>> Begin Provided data

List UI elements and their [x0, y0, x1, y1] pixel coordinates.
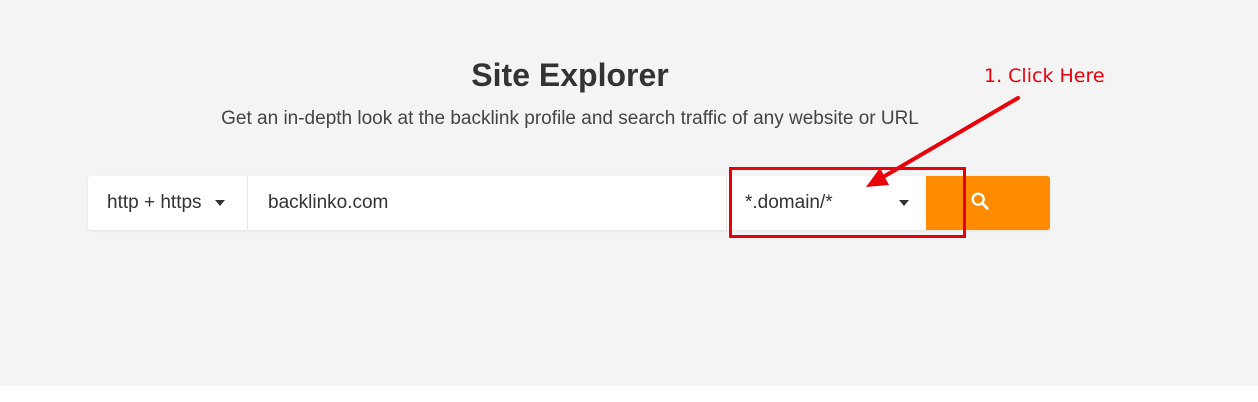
page-title: Site Explorer — [471, 57, 669, 93]
annotation-highlight-box — [729, 167, 966, 238]
annotation-text: 1. Click Here — [984, 65, 1105, 87]
protocol-label: http + https — [107, 192, 202, 213]
caret-down-icon — [214, 200, 225, 206]
site-explorer-panel: Site Explorer Get an in-depth look at th… — [0, 0, 1258, 386]
page-subtitle: Get an in-depth look at the backlink pro… — [221, 108, 919, 129]
search-icon — [971, 192, 989, 210]
protocol-dropdown[interactable]: http + https — [88, 176, 248, 230]
url-input[interactable] — [249, 176, 725, 230]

>> End Provided data

# The task:
Rewrite everything in the listing from its start down through the line containing "site-explorer-panel: Site Explorer", putting "interface elements" in place of "UI elements" and keeping all else the same. Don't include the pictures.

# Task solution:
List interface elements and their [x0, y0, x1, y1] pixel coordinates.
page-title: Site Explorer — [471, 57, 669, 93]
annotation-highlight-box — [729, 167, 966, 238]
annotation-text: 1. Click Here — [984, 65, 1105, 87]
protocol-label: http + https — [107, 192, 202, 213]
caret-down-icon — [214, 200, 225, 206]
site-explorer-panel: Site Explorer Get an in-depth look at th… — [0, 0, 1258, 386]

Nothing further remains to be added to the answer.